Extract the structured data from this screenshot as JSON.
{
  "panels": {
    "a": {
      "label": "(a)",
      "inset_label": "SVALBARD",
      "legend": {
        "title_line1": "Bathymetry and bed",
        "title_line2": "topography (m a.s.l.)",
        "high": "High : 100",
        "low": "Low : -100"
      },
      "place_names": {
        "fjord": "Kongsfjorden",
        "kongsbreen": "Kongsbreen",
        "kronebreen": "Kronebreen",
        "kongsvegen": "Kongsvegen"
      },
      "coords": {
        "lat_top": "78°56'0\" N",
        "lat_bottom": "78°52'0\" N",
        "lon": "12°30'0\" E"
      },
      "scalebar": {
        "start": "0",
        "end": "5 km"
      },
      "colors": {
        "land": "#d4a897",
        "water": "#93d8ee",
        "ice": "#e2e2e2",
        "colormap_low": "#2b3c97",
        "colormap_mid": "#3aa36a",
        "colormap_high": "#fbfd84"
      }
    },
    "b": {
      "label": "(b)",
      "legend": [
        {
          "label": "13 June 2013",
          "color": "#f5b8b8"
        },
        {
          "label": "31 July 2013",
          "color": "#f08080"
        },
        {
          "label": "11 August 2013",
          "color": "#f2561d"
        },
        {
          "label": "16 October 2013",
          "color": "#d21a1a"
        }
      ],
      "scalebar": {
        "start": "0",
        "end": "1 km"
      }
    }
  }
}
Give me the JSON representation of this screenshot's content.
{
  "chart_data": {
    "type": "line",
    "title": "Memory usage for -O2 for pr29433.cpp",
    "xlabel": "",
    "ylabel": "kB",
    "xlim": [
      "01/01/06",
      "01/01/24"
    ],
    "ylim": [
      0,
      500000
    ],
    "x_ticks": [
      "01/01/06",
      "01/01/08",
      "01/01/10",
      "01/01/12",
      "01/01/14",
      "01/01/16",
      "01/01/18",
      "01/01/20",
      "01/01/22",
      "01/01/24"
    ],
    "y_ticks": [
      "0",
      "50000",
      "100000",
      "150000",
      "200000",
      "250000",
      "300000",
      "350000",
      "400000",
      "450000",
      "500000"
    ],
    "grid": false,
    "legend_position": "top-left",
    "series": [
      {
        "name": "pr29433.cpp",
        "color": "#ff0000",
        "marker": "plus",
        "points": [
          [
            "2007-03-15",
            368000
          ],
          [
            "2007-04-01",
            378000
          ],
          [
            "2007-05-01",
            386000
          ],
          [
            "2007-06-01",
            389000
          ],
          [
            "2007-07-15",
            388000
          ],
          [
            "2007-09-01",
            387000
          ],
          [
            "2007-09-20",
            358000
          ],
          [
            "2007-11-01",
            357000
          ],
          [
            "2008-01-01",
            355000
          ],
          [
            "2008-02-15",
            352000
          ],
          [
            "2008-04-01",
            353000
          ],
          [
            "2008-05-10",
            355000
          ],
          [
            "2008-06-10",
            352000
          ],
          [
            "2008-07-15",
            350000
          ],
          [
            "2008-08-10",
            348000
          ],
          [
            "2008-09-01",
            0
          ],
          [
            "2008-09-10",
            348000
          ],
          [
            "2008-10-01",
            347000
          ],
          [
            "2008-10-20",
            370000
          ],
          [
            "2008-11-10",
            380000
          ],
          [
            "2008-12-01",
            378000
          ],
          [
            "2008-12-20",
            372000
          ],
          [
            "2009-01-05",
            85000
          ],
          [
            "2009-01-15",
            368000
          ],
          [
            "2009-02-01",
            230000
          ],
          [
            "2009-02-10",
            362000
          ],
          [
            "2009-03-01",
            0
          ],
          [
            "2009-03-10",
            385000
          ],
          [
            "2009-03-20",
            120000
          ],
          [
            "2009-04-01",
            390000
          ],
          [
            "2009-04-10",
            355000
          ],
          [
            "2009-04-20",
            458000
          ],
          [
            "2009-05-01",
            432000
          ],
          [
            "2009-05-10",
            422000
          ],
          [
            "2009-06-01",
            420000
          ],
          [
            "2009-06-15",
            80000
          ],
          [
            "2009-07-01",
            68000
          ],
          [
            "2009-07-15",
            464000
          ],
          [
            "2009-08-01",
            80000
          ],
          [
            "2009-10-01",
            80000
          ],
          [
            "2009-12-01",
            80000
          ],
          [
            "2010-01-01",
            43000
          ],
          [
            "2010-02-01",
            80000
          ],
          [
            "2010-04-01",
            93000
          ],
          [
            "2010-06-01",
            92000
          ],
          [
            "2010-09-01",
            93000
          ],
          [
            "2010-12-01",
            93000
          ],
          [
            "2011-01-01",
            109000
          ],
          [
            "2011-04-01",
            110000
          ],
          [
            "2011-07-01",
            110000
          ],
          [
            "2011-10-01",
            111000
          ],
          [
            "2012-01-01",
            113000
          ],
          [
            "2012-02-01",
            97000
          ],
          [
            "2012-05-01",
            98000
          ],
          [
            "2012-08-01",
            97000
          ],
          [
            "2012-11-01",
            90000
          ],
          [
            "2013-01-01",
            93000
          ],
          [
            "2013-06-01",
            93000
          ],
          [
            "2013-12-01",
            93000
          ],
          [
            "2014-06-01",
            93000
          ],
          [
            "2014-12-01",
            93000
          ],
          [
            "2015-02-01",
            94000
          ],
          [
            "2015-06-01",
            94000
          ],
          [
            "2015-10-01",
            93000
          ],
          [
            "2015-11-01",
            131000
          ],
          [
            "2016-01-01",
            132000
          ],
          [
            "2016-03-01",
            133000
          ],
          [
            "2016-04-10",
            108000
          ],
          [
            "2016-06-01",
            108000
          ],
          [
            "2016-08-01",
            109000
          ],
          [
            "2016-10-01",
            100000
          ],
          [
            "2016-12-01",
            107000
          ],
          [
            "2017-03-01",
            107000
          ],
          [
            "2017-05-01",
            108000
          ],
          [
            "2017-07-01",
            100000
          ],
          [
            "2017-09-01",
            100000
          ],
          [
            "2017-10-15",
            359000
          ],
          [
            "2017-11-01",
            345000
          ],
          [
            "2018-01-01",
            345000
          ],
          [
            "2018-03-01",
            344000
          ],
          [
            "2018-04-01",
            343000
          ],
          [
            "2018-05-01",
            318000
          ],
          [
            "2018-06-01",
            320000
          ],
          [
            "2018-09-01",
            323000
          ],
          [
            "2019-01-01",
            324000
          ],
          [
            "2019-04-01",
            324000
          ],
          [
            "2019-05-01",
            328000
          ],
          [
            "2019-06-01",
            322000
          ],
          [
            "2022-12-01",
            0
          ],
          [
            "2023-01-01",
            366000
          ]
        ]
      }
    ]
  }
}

» **TASK TO CARRY OUT**: Write out the full listing, keeping every line exactly as it is.

» **WRITTEN REPLY**:
Extract the structured data from this screenshot as JSON.
{
  "panels": {
    "a": {
      "label": "(a)",
      "inset_label": "SVALBARD",
      "legend": {
        "title_line1": "Bathymetry and bed",
        "title_line2": "topography (m a.s.l.)",
        "high": "High : 100",
        "low": "Low : -100"
      },
      "place_names": {
        "fjord": "Kongsfjorden",
        "kongsbreen": "Kongsbreen",
        "kronebreen": "Kronebreen",
        "kongsvegen": "Kongsvegen"
      },
      "coords": {
        "lat_top": "78°56'0\" N",
        "lat_bottom": "78°52'0\" N",
        "lon": "12°30'0\" E"
      },
      "scalebar": {
        "start": "0",
        "end": "5 km"
      },
      "colors": {
        "land": "#d4a897",
        "water": "#93d8ee",
        "ice": "#e2e2e2",
        "colormap_low": "#2b3c97",
        "colormap_mid": "#3aa36a",
        "colormap_high": "#fbfd84"
      }
    },
    "b": {
      "label": "(b)",
      "legend": [
        {
          "label": "13 June 2013",
          "color": "#f5b8b8"
        },
        {
          "label": "31 July 2013",
          "color": "#f08080"
        },
        {
          "label": "11 August 2013",
          "color": "#f2561d"
        },
        {
          "label": "16 October 2013",
          "color": "#d21a1a"
        }
      ],
      "scalebar": {
        "start": "0",
        "end": "1 km"
      }
    }
  }
}
Give me the JSON representation of this screenshot's content.
{
  "chart_data": {
    "type": "line",
    "title": "Memory usage for -O2 for pr29433.cpp",
    "xlabel": "",
    "ylabel": "kB",
    "xlim": [
      "01/01/06",
      "01/01/24"
    ],
    "ylim": [
      0,
      500000
    ],
    "x_ticks": [
      "01/01/06",
      "01/01/08",
      "01/01/10",
      "01/01/12",
      "01/01/14",
      "01/01/16",
      "01/01/18",
      "01/01/20",
      "01/01/22",
      "01/01/24"
    ],
    "y_ticks": [
      "0",
      "50000",
      "100000",
      "150000",
      "200000",
      "250000",
      "300000",
      "350000",
      "400000",
      "450000",
      "500000"
    ],
    "grid": false,
    "legend_position": "top-left",
    "series": [
      {
        "name": "pr29433.cpp",
        "color": "#ff0000",
        "marker": "plus",
        "points": [
          [
            "2007-03-15",
            368000
          ],
          [
            "2007-04-01",
            378000
          ],
          [
            "2007-05-01",
            386000
          ],
          [
            "2007-06-01",
            389000
          ],
          [
            "2007-07-15",
            388000
          ],
          [
            "2007-09-01",
            387000
          ],
          [
            "2007-09-20",
            358000
          ],
          [
            "2007-11-01",
            357000
          ],
          [
            "2008-01-01",
            355000
          ],
          [
            "2008-02-15",
            352000
          ],
          [
            "2008-04-01",
            353000
          ],
          [
            "2008-05-10",
            355000
          ],
          [
            "2008-06-10",
            352000
          ],
          [
            "2008-07-15",
            350000
          ],
          [
            "2008-08-10",
            348000
          ],
          [
            "2008-09-01",
            0
          ],
          [
            "2008-09-10",
            348000
          ],
          [
            "2008-10-01",
            347000
          ],
          [
            "2008-10-20",
            370000
          ],
          [
            "2008-11-10",
            380000
          ],
          [
            "2008-12-01",
            378000
          ],
          [
            "2008-12-20",
            372000
          ],
          [
            "2009-01-05",
            85000
          ],
          [
            "2009-01-15",
            368000
          ],
          [
            "2009-02-01",
            230000
          ],
          [
            "2009-02-10",
            362000
          ],
          [
            "2009-03-01",
            0
          ],
          [
            "2009-03-10",
            385000
          ],
          [
            "2009-03-20",
            120000
          ],
          [
            "2009-04-01",
            390000
          ],
          [
            "2009-04-10",
            355000
          ],
          [
            "2009-04-20",
            458000
          ],
          [
            "2009-05-01",
            432000
          ],
          [
            "2009-05-10",
            422000
          ],
          [
            "2009-06-01",
            420000
          ],
          [
            "2009-06-15",
            80000
          ],
          [
            "2009-07-01",
            68000
          ],
          [
            "2009-07-15",
            464000
          ],
          [
            "2009-08-01",
            80000
          ],
          [
            "2009-10-01",
            80000
          ],
          [
            "2009-12-01",
            80000
          ],
          [
            "2010-01-01",
            43000
          ],
          [
            "2010-02-01",
            80000
          ],
          [
            "2010-04-01",
            93000
          ],
          [
            "2010-06-01",
            92000
          ],
          [
            "2010-09-01",
            93000
          ],
          [
            "2010-12-01",
            93000
          ],
          [
            "2011-01-01",
            109000
          ],
          [
            "2011-04-01",
            110000
          ],
          [
            "2011-07-01",
            110000
          ],
          [
            "2011-10-01",
            111000
          ],
          [
            "2012-01-01",
            113000
          ],
          [
            "2012-02-01",
            97000
          ],
          [
            "2012-05-01",
            98000
          ],
          [
            "2012-08-01",
            97000
          ],
          [
            "2012-11-01",
            90000
          ],
          [
            "2013-01-01",
            93000
          ],
          [
            "2013-06-01",
            93000
          ],
          [
            "2013-12-01",
            93000
          ],
          [
            "2014-06-01",
            93000
          ],
          [
            "2014-12-01",
            93000
          ],
          [
            "2015-02-01",
            94000
          ],
          [
            "2015-06-01",
            94000
          ],
          [
            "2015-10-01",
            93000
          ],
          [
            "2015-11-01",
            131000
          ],
          [
            "2016-01-01",
            132000
          ],
          [
            "2016-03-01",
            133000
          ],
          [
            "2016-04-10",
            108000
          ],
          [
            "2016-06-01",
            108000
          ],
          [
            "2016-08-01",
            109000
          ],
          [
            "2016-10-01",
            100000
          ],
          [
            "2016-12-01",
            107000
          ],
          [
            "2017-03-01",
            107000
          ],
          [
            "2017-05-01",
            108000
          ],
          [
            "2017-07-01",
            100000
          ],
          [
            "2017-09-01",
            100000
          ],
          [
            "2017-10-15",
            359000
          ],
          [
            "2017-11-01",
            345000
          ],
          [
            "2018-01-01",
            345000
          ],
          [
            "2018-03-01",
            344000
          ],
          [
            "2018-04-01",
            343000
          ],
          [
            "2018-05-01",
            318000
          ],
          [
            "2018-06-01",
            320000
          ],
          [
            "2018-09-01",
            323000
          ],
          [
            "2019-01-01",
            324000
          ],
          [
            "2019-04-01",
            324000
          ],
          [
            "2019-05-01",
            328000
          ],
          [
            "2019-06-01",
            322000
          ],
          [
            "2022-12-01",
            0
          ],
          [
            "2023-01-01",
            366000
          ]
        ]
      }
    ]
  }
}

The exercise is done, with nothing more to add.